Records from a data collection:
▶
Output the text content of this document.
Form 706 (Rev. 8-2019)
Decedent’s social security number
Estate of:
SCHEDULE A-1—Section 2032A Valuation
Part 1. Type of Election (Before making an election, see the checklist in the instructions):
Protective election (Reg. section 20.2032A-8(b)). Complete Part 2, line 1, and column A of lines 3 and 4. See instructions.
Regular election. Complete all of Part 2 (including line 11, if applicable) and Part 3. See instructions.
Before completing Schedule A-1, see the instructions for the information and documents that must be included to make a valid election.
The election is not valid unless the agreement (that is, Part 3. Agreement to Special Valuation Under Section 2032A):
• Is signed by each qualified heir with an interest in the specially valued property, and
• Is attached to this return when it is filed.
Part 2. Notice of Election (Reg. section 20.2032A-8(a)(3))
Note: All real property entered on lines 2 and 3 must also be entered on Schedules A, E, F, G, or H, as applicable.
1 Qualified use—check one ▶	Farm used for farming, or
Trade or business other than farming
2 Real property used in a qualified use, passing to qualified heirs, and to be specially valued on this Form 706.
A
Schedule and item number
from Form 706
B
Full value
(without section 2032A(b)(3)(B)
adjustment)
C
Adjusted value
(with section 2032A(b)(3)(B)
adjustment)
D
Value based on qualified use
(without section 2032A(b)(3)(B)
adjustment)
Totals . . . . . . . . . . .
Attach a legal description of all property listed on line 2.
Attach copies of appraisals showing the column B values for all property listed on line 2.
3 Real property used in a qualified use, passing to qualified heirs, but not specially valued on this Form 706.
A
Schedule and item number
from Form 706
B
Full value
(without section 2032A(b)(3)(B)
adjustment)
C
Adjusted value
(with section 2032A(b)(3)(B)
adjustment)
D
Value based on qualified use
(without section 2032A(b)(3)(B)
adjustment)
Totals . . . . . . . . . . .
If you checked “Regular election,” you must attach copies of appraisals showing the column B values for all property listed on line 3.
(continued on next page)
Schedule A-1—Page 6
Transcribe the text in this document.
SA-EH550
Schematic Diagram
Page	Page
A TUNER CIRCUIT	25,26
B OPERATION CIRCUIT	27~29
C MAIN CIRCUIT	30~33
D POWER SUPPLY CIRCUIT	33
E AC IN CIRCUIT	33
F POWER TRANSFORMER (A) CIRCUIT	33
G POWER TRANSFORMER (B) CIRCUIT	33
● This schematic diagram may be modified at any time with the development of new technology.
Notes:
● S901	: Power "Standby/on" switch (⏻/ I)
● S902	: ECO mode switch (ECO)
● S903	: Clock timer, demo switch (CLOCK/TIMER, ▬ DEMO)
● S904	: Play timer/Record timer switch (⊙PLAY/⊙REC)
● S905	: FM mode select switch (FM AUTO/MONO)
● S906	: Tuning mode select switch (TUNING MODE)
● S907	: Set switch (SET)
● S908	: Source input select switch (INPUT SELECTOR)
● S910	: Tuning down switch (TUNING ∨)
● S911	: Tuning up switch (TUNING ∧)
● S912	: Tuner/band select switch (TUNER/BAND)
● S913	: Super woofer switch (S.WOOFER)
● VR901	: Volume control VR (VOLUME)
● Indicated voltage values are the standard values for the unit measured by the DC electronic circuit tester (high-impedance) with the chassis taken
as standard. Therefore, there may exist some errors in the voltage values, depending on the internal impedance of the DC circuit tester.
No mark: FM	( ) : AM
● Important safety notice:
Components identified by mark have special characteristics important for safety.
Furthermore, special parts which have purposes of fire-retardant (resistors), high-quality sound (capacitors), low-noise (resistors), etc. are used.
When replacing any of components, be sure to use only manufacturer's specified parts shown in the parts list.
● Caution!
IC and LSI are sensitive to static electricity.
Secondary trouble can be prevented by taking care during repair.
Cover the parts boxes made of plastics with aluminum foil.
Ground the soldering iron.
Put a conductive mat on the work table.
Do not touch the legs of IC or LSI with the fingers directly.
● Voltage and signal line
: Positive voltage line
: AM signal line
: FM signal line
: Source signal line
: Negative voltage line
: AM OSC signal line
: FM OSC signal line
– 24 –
◀
Required task » Quote the data above in full, changing nothing.

Task response »
Output the text content of this document.
Form 706 (Rev. 8-2019)
Decedent’s social security number
Estate of:
SCHEDULE A-1—Section 2032A Valuation
Part 1. Type of Election (Before making an election, see the checklist in the instructions):
Protective election (Reg. section 20.2032A-8(b)). Complete Part 2, line 1, and column A of lines 3 and 4. See instructions.
Regular election. Complete all of Part 2 (including line 11, if applicable) and Part 3. See instructions.
Before completing Schedule A-1, see the instructions for the information and documents that must be included to make a valid election.
The election is not valid unless the agreement (that is, Part 3. Agreement to Special Valuation Under Section 2032A):
• Is signed by each qualified heir with an interest in the specially valued property, and
• Is attached to this return when it is filed.
Part 2. Notice of Election (Reg. section 20.2032A-8(a)(3))
Note: All real property entered on lines 2 and 3 must also be entered on Schedules A, E, F, G, or H, as applicable.
1 Qualified use—check one ▶	Farm used for farming, or
Trade or business other than farming
2 Real property used in a qualified use, passing to qualified heirs, and to be specially valued on this Form 706.
A
Schedule and item number
from Form 706
B
Full value
(without section 2032A(b)(3)(B)
adjustment)
C
Adjusted value
(with section 2032A(b)(3)(B)
adjustment)
D
Value based on qualified use
(without section 2032A(b)(3)(B)
adjustment)
Totals . . . . . . . . . . .
Attach a legal description of all property listed on line 2.
Attach copies of appraisals showing the column B values for all property listed on line 2.
3 Real property used in a qualified use, passing to qualified heirs, but not specially valued on this Form 706.
A
Schedule and item number
from Form 706
B
Full value
(without section 2032A(b)(3)(B)
adjustment)
C
Adjusted value
(with section 2032A(b)(3)(B)
adjustment)
D
Value based on qualified use
(without section 2032A(b)(3)(B)
adjustment)
Totals . . . . . . . . . . .
If you checked “Regular election,” you must attach copies of appraisals showing the column B values for all property listed on line 3.
(continued on next page)
Schedule A-1—Page 6
Transcribe the text in this document.
SA-EH550
Schematic Diagram
Page	Page
A TUNER CIRCUIT	25,26
B OPERATION CIRCUIT	27~29
C MAIN CIRCUIT	30~33
D POWER SUPPLY CIRCUIT	33
E AC IN CIRCUIT	33
F POWER TRANSFORMER (A) CIRCUIT	33
G POWER TRANSFORMER (B) CIRCUIT	33
● This schematic diagram may be modified at any time with the development of new technology.
Notes:
● S901	: Power "Standby/on" switch (⏻/ I)
● S902	: ECO mode switch (ECO)
● S903	: Clock timer, demo switch (CLOCK/TIMER, ▬ DEMO)
● S904	: Play timer/Record timer switch (⊙PLAY/⊙REC)
● S905	: FM mode select switch (FM AUTO/MONO)
● S906	: Tuning mode select switch (TUNING MODE)
● S907	: Set switch (SET)
● S908	: Source input select switch (INPUT SELECTOR)
● S910	: Tuning down switch (TUNING ∨)
● S911	: Tuning up switch (TUNING ∧)
● S912	: Tuner/band select switch (TUNER/BAND)
● S913	: Super woofer switch (S.WOOFER)
● VR901	: Volume control VR (VOLUME)
● Indicated voltage values are the standard values for the unit measured by the DC electronic circuit tester (high-impedance) with the chassis taken
as standard. Therefore, there may exist some errors in the voltage values, depending on the internal impedance of the DC circuit tester.
No mark: FM	( ) : AM
● Important safety notice:
Components identified by mark have special characteristics important for safety.
Furthermore, special parts which have purposes of fire-retardant (resistors), high-quality sound (capacitors), low-noise (resistors), etc. are used.
When replacing any of components, be sure to use only manufacturer's specified parts shown in the parts list.
● Caution!
IC and LSI are sensitive to static electricity.
Secondary trouble can be prevented by taking care during repair.
Cover the parts boxes made of plastics with aluminum foil.
Ground the soldering iron.
Put a conductive mat on the work table.
Do not touch the legs of IC or LSI with the fingers directly.
● Voltage and signal line
: Positive voltage line
: AM signal line
: FM signal line
: Source signal line
: Negative voltage line
: AM OSC signal line
: FM OSC signal line
– 24 –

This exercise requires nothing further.